*WHAT IS NEEDED:* Locate each line in the data below that contains the string "Temperature", and copy those lines.

*ENTRIES PROVIDED:*
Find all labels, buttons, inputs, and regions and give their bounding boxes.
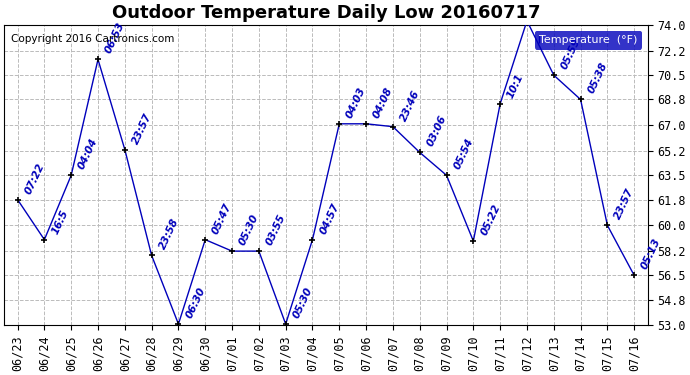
Text: 05:59: 05:59 [560,37,582,71]
Text: 05:22: 05:22 [479,202,502,237]
Text: 05:54: 05:54 [452,137,475,171]
Text: Copyright 2016 Cartronics.com: Copyright 2016 Cartronics.com [10,34,174,44]
Text: 03:55: 03:55 [264,213,288,247]
Text: 03:06: 03:06 [425,114,449,148]
Text: 23:46: 23:46 [398,88,422,123]
Text: 04:57: 04:57 [318,201,341,236]
Text: 05:38: 05:38 [586,61,609,95]
Text: 23:58: 23:58 [157,217,180,251]
Text: 07:22: 07:22 [23,161,46,195]
Text: 20: 20 [0,374,1,375]
Text: 04:03: 04:03 [345,86,368,120]
Text: 06:30: 06:30 [184,286,207,320]
Text: 10:1: 10:1 [506,72,526,100]
Text: 23:57: 23:57 [613,187,636,221]
Text: 04:04: 04:04 [77,137,100,171]
Legend: Temperature  (°F): Temperature (°F) [535,31,642,50]
Text: 05:30: 05:30 [291,286,314,320]
Title: Outdoor Temperature Daily Low 20160717: Outdoor Temperature Daily Low 20160717 [112,4,540,22]
Text: 16:5: 16:5 [50,208,70,236]
Text: 05:30: 05:30 [237,213,261,247]
Text: 05:47: 05:47 [211,201,234,236]
Text: 05:13: 05:13 [640,237,663,271]
Text: 23:57: 23:57 [130,111,153,146]
Text: 04:08: 04:08 [372,86,395,120]
Text: 06:53: 06:53 [104,21,127,55]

*THE COMPLETED TASK:*
Legend: Temperature  (°F): Temperature (°F) [535,31,642,50]
Title: Outdoor Temperature Daily Low 20160717: Outdoor Temperature Daily Low 20160717 [112,4,540,22]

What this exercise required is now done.